● **GIVEN PASSAGE**:

Notes to self: merging my fork with upstream

It’s supposed to be as natural as breathing, right?  See a neat repository on Github, decide you want to use the code and make some minor changes to it right?  So you fork the sucker, commit some change, maybe push a PR back to the original repo?

Then, you want to keep your repo around – I dunno, maybe it’s for vanity, or maybe you’re continuing to make changes or use the project (and maybe, just maybe, you’ll find yourself wanting to push another PR in the future?).  Or maybe messages like this just bother your OCD:

github-branch-is-xx-commits-behind

Eventually, most developers will run into a situation in which they wish to re-sync their forked version of a project with the updates that have been made in “upstream”.

Should be dead easy, yes?  People are doing this all the time, yes?  Well, crap.  If that’s the case, then I’m an idiot because I’d tried this a half-dozen times and never before arrived at the beautiful message “This branch is even with…”.  So I figured I’d write it out (talk to the duck), and in so doing stumble on the solution.

GitHub help is supposed to help, e.g. Syncing a fork.  Which depends on Configuring a remote for a fork, and which is followed by Pushing to a remote.

Which for a foreign repo named e.g. “hackers/hackit” means the following stream of commands (after I’ve Forked the repo in GitHub.com and git clone‘d the repo on my local machine):

git remote add upstream git@github.com:hackers/hackit.git
git fetch upstream
git checkout master
git merge upstream/master

That last command will often result in a bunch of conflicts, if you’ve made any changes, e.g.:

git merge upstream/master
Auto-merging package.json
CONFLICT (content): Merge conflict in package.json
Auto-merging README.md
Auto-merging .travis.yml
CONFLICT (content): Merge conflict in .travis.yml
Auto-merging .babelrc
Automatic merge failed; fix conflicts and then commit the result.

At this point I temporarily abandon the command line and dive into my favourite editor (Visual Studio Code with a handful of extensions) to resolve the conflicting files.

Once I’d merged changes from both sources (mine and upstream), then it was a simple matter of the usual commands:

git add .
git commit -m "merged changes from upstream"
git push

And the result is…

github-branch-is-xx-commits-ahead

(No it wasn’t quite the “even” paradise, but I’ll take it.)

Aside

I somehow got myself into a state where I couldn’t get the normal commands to work.  For example, when I ran git push origin master, I get nowhere:

git push origin master
fatal: 'origin' does not appear to be a git repository
fatal: Could not read from remote repository.
Please make sure you have the correct access rights
and the repository exists.

Or git push:

git push
ERROR: Permission to hackers/hackit.git denied to MikeTheCanuck.
fatal: Could not read from remote repository.
Please make sure you have the correct access rights
and the repository exists.

● **WHAT TO DO**:
**1.** Answer these questions about the post on merging a fork with upstream, one answer per line and marked (a), (b), (c) like the questions.
(a) Which editor does the writer turn to for resolving the conflicting files?
(b) In the merge output shown, which two files report a conflict?
(c) What commit message does the writer use after merging the changes from both sources?
**2.** Carry the post on merging a fork with upstream further, starting right after its final line.
Nothing in the records is needed for the tasks.

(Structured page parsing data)
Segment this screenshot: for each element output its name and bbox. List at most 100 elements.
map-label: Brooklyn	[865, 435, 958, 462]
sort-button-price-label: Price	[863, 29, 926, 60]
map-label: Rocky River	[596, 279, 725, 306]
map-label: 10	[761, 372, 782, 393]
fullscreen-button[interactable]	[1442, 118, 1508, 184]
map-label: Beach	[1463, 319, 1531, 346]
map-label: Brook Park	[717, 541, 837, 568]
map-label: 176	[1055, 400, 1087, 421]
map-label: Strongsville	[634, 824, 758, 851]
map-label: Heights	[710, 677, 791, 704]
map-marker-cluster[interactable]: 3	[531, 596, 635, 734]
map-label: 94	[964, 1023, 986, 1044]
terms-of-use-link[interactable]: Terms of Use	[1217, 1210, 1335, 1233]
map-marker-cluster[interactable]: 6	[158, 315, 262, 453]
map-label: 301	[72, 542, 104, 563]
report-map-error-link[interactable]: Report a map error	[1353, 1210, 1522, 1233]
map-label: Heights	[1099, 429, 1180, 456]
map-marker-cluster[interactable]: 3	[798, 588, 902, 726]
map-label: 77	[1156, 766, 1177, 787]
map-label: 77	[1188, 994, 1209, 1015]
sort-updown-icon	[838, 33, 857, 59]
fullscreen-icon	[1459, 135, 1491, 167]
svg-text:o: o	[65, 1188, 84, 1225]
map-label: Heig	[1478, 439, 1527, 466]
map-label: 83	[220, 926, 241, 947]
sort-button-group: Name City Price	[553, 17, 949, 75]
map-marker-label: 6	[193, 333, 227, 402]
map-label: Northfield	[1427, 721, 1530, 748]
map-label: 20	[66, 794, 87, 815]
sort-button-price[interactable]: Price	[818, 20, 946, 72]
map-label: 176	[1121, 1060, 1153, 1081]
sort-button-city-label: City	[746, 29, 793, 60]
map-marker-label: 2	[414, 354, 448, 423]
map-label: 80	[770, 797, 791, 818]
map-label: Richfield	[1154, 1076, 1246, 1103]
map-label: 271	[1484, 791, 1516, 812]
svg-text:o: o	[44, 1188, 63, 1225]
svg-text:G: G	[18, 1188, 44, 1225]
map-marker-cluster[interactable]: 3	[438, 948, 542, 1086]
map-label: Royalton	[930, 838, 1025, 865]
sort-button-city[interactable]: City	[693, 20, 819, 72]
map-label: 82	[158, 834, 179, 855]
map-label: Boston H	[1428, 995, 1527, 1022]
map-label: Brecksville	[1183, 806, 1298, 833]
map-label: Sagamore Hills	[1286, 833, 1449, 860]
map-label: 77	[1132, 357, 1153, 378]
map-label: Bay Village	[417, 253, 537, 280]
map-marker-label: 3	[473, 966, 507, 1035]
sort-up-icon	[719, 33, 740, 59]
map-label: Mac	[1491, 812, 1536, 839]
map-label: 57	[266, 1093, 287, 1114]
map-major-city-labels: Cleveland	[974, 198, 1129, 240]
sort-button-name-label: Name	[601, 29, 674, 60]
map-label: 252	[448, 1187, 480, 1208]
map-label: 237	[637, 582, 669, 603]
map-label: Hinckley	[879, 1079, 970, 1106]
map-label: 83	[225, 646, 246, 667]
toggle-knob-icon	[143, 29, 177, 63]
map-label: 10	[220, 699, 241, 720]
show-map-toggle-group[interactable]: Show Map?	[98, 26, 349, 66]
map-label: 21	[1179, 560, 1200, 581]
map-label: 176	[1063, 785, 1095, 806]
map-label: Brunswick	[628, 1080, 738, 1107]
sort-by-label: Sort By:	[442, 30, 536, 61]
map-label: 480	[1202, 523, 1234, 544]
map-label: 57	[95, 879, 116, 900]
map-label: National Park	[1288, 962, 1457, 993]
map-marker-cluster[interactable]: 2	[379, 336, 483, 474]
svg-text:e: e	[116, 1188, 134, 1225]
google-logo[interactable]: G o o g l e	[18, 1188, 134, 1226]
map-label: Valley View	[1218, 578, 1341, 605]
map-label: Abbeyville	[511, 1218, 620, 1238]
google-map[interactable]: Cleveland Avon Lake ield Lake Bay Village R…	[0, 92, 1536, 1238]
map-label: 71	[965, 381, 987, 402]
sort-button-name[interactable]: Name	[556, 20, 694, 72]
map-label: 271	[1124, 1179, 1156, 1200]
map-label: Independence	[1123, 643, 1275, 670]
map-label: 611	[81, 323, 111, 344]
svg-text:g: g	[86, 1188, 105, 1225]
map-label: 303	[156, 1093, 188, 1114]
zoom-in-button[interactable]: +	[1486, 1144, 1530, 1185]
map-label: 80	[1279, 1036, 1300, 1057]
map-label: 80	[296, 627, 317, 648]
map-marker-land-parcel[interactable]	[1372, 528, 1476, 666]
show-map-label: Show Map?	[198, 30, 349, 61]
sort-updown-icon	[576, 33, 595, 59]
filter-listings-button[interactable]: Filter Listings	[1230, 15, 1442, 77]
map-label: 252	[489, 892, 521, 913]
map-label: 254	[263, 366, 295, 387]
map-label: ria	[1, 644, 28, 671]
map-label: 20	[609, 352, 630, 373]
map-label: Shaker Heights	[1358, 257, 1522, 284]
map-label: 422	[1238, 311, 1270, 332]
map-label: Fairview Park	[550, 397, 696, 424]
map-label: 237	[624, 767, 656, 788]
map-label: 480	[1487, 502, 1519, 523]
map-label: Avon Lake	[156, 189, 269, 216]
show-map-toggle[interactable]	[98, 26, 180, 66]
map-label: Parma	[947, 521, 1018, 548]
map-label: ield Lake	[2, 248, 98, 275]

● **TASK RESULTS**:
**1.**
(a) Visual Studio Code, with a handful of extensions
(b) package.json and .travis.yml
(c) "merged changes from upstream"

**2.**
Then when I added upstream…:

git remote add upstream git@github.com:hackers/hackit.git

…and ran git remote -v…:

git remote -v
upstream git@github.com:hackers/hackit.git (fetch)
upstream git@github.com:hackers/hackit.git (push)

…it appears I no longer had a reference to origin. (No idea how that happened, but hopefully these notes will help me not go astray again.)  Adding back the reference to origin seemed the most likely solution, but I didn’t get the kind of results I wanted:

git remote add origin git@github.com:mikethecanuck/hackit.git
git remote -v
origin git@github.com:mikethecanuck/hackit.git (fetch)
origin git@github.com:mikethecanuck/hackit.git (push)
upstream git@github.com:hackers/hackit.git (fetch)
upstream git@github.com:hackers/hackit.git (push)
git push origin master
To github.com:mikethecanuck/hackit.git
 ! [rejected]        master -> master (fetch first)
error: failed to push some refs to 'git@github.com:mikethecanuck/hackit.git'
hint: Updates were rejected because the remote contains work that you do
hint: not have locally. This is usually caused by another repository pushing
hint: to the same ref. You may want to first integrate the remote changes
hint: (e.g., 'git pull ...') before pushing again.
hint: See the 'Note about fast-forwards' in 'git push --help' for details.

 

And when I pushed with no params, I went right back to the starting place:

git push
ERROR: Permission to hackers/hackit.git denied to MikeTheCanuck.
fatal: Could not read from remote repository.
Please make sure you have the correct access rights
and the repository exists.

(I finally rm -rf‘d my forked repo, cloned it again, and started over – that’s how I got to the first part of the article.)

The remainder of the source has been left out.